DO THIS. Print every entry, word for word, and skip the images.

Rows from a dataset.
☆ ☆ ☆ ☆ ☆

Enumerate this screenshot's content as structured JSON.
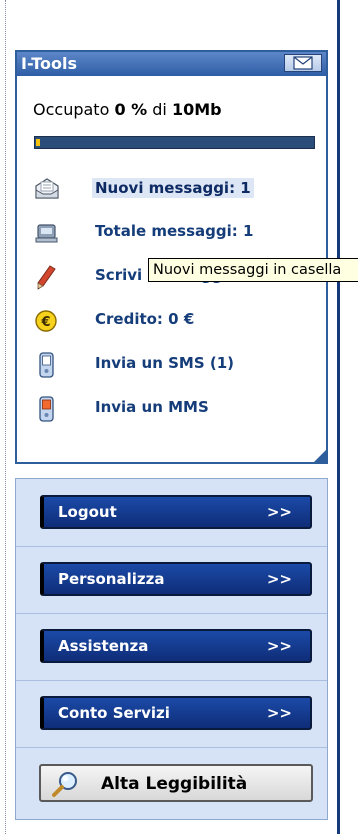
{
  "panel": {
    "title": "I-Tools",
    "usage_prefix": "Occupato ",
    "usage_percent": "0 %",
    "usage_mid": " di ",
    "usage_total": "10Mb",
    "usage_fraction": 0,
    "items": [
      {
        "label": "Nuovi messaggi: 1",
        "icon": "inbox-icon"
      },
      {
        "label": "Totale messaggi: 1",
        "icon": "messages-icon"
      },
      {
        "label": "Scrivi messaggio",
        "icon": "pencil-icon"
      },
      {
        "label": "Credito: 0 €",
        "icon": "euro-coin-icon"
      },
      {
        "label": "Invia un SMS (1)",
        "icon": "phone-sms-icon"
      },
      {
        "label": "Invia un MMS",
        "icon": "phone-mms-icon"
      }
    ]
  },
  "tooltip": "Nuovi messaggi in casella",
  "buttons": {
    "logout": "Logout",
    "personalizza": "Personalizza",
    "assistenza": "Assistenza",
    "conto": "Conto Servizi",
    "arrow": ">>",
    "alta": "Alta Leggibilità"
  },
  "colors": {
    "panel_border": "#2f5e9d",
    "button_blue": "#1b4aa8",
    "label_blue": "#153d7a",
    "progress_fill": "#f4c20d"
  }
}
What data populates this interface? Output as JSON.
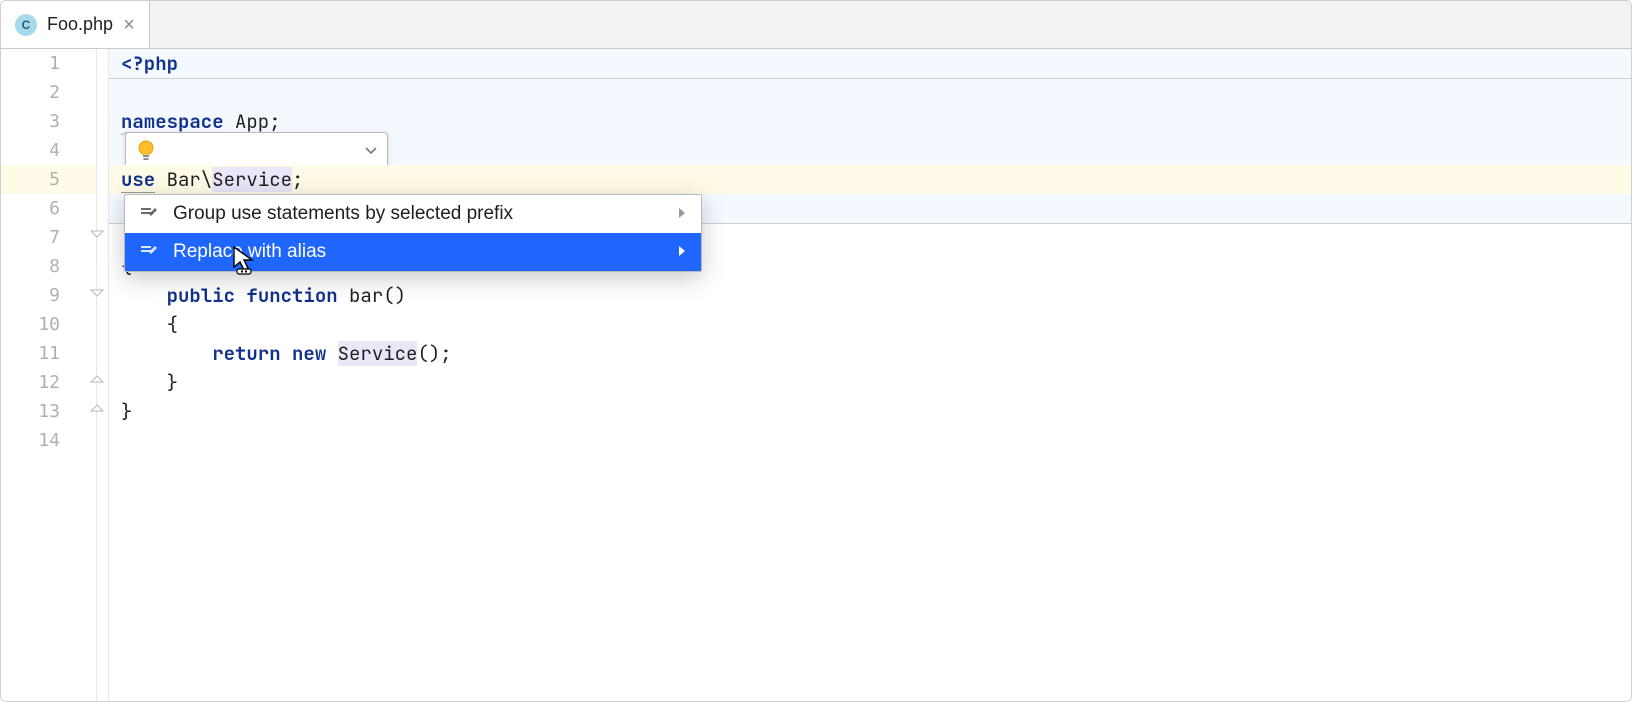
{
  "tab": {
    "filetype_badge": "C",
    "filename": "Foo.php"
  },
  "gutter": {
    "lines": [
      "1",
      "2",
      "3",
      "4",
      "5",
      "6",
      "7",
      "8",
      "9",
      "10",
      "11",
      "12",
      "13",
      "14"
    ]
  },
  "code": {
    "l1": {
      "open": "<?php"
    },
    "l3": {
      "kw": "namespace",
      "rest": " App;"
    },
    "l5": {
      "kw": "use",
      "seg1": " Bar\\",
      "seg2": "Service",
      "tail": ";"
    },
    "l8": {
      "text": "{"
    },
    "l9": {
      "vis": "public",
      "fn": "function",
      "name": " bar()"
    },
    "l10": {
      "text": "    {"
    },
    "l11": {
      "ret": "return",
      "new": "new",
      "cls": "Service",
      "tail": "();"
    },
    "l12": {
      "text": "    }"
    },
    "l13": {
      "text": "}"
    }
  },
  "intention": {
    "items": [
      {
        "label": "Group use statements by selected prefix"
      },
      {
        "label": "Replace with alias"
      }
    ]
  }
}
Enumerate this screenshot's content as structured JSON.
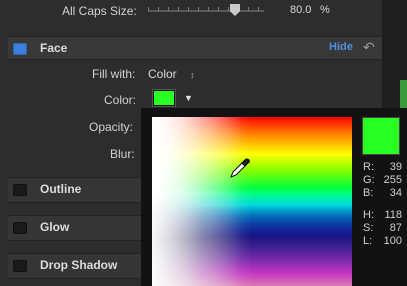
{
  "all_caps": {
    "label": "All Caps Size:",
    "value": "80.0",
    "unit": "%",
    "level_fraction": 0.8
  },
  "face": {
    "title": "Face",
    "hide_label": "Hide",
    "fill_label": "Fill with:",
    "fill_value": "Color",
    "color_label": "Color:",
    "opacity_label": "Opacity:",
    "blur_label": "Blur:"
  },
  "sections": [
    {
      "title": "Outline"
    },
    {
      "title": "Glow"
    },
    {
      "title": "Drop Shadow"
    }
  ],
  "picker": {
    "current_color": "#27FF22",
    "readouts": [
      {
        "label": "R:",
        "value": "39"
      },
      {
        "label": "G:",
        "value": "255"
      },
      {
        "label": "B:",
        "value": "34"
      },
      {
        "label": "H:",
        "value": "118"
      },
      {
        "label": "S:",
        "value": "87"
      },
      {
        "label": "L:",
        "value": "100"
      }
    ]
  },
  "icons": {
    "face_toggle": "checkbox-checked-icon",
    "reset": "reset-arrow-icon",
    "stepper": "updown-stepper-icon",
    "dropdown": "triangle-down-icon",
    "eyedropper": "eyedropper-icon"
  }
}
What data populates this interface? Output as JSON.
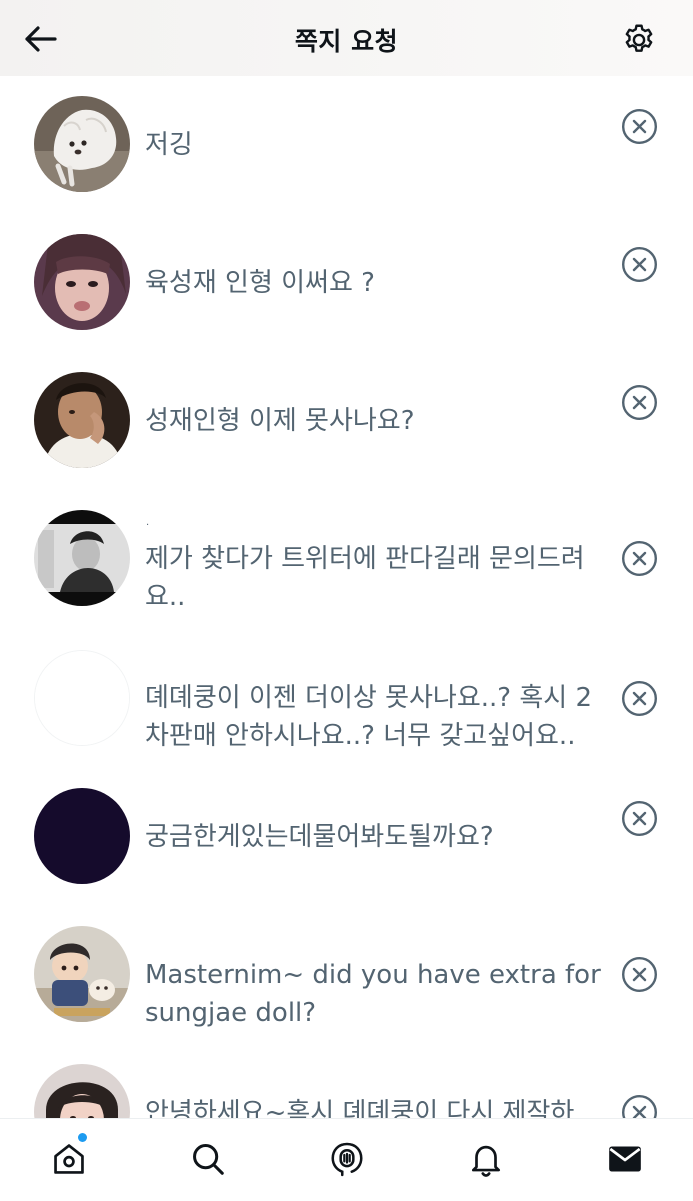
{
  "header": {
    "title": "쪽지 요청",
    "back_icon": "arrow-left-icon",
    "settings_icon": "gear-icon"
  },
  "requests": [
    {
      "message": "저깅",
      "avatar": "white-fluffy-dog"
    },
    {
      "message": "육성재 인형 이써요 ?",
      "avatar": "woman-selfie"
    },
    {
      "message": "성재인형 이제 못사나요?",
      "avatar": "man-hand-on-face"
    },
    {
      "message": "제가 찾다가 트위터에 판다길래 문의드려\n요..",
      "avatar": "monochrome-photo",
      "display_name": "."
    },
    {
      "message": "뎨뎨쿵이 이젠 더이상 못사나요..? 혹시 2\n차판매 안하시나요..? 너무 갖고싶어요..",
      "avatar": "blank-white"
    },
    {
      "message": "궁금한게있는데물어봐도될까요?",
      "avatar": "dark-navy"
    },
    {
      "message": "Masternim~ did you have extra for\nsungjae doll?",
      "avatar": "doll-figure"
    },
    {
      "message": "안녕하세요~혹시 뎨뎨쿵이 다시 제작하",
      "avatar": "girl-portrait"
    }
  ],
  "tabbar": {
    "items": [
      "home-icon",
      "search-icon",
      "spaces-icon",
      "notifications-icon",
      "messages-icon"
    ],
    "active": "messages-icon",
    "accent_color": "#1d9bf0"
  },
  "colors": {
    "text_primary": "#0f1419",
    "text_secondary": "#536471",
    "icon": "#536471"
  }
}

☆ ☆ ☆ ☆ ☆

CORRECT RESULT.
Enumerate this screenshot's content as structured JSON.
{
  "panel": {
    "title": "I-Tools",
    "usage_prefix": "Occupato ",
    "usage_percent": "0 %",
    "usage_mid": " di ",
    "usage_total": "10Mb",
    "usage_fraction": 0,
    "items": [
      {
        "label": "Nuovi messaggi: 1",
        "icon": "inbox-icon"
      },
      {
        "label": "Totale messaggi: 1",
        "icon": "messages-icon"
      },
      {
        "label": "Scrivi messaggio",
        "icon": "pencil-icon"
      },
      {
        "label": "Credito: 0 €",
        "icon": "euro-coin-icon"
      },
      {
        "label": "Invia un SMS (1)",
        "icon": "phone-sms-icon"
      },
      {
        "label": "Invia un MMS",
        "icon": "phone-mms-icon"
      }
    ]
  },
  "tooltip": "Nuovi messaggi in casella",
  "buttons": {
    "logout": "Logout",
    "personalizza": "Personalizza",
    "assistenza": "Assistenza",
    "conto": "Conto Servizi",
    "arrow": ">>",
    "alta": "Alta Leggibilità"
  },
  "colors": {
    "panel_border": "#2f5e9d",
    "button_blue": "#1b4aa8",
    "label_blue": "#153d7a",
    "progress_fill": "#f4c20d"
  }
}
What data populates this interface? Output as JSON.
{
  "tab": {
    "filetype_badge": "C",
    "filename": "Foo.php"
  },
  "gutter": {
    "lines": [
      "1",
      "2",
      "3",
      "4",
      "5",
      "6",
      "7",
      "8",
      "9",
      "10",
      "11",
      "12",
      "13",
      "14"
    ]
  },
  "code": {
    "l1": {
      "open": "<?php"
    },
    "l3": {
      "kw": "namespace",
      "rest": " App;"
    },
    "l5": {
      "kw": "use",
      "seg1": " Bar\\",
      "seg2": "Service",
      "tail": ";"
    },
    "l8": {
      "text": "{"
    },
    "l9": {
      "vis": "public",
      "fn": "function",
      "name": " bar()"
    },
    "l10": {
      "text": "    {"
    },
    "l11": {
      "ret": "return",
      "new": "new",
      "cls": "Service",
      "tail": "();"
    },
    "l12": {
      "text": "    }"
    },
    "l13": {
      "text": "}"
    }
  },
  "intention": {
    "items": [
      {
        "label": "Group use statements by selected prefix"
      },
      {
        "label": "Replace with alias"
      }
    ]
  }
}
Enumerate this screenshot's content as structured JSON.
{
  "all_caps": {
    "label": "All Caps Size:",
    "value": "80.0",
    "unit": "%",
    "level_fraction": 0.8
  },
  "face": {
    "title": "Face",
    "hide_label": "Hide",
    "fill_label": "Fill with:",
    "fill_value": "Color",
    "color_label": "Color:",
    "opacity_label": "Opacity:",
    "blur_label": "Blur:"
  },
  "sections": [
    {
      "title": "Outline"
    },
    {
      "title": "Glow"
    },
    {
      "title": "Drop Shadow"
    }
  ],
  "picker": {
    "current_color": "#27FF22",
    "readouts": [
      {
        "label": "R:",
        "value": "39"
      },
      {
        "label": "G:",
        "value": "255"
      },
      {
        "label": "B:",
        "value": "34"
      },
      {
        "label": "H:",
        "value": "118"
      },
      {
        "label": "S:",
        "value": "87"
      },
      {
        "label": "L:",
        "value": "100"
      }
    ]
  },
  "icons": {
    "face_toggle": "checkbox-checked-icon",
    "reset": "reset-arrow-icon",
    "stepper": "updown-stepper-icon",
    "dropdown": "triangle-down-icon",
    "eyedropper": "eyedropper-icon"
  }
}
What data populates this interface? Output as JSON.
{
  "header": {
    "title": "쪽지 요청",
    "back_icon": "arrow-left-icon",
    "settings_icon": "gear-icon"
  },
  "requests": [
    {
      "message": "저깅",
      "avatar": "white-fluffy-dog"
    },
    {
      "message": "육성재 인형 이써요 ?",
      "avatar": "woman-selfie"
    },
    {
      "message": "성재인형 이제 못사나요?",
      "avatar": "man-hand-on-face"
    },
    {
      "message": "제가 찾다가 트위터에 판다길래 문의드려\n요..",
      "avatar": "monochrome-photo",
      "display_name": "."
    },
    {
      "message": "뎨뎨쿵이 이젠 더이상 못사나요..? 혹시 2\n차판매 안하시나요..? 너무 갖고싶어요..",
      "avatar": "blank-white"
    },
    {
      "message": "궁금한게있는데물어봐도될까요?",
      "avatar": "dark-navy"
    },
    {
      "message": "Masternim~ did you have extra for\nsungjae doll?",
      "avatar": "doll-figure"
    },
    {
      "message": "안녕하세요~혹시 뎨뎨쿵이 다시 제작하",
      "avatar": "girl-portrait"
    }
  ],
  "tabbar": {
    "items": [
      "home-icon",
      "search-icon",
      "spaces-icon",
      "notifications-icon",
      "messages-icon"
    ],
    "active": "messages-icon",
    "accent_color": "#1d9bf0"
  },
  "colors": {
    "text_primary": "#0f1419",
    "text_secondary": "#536471",
    "icon": "#536471"
  }
}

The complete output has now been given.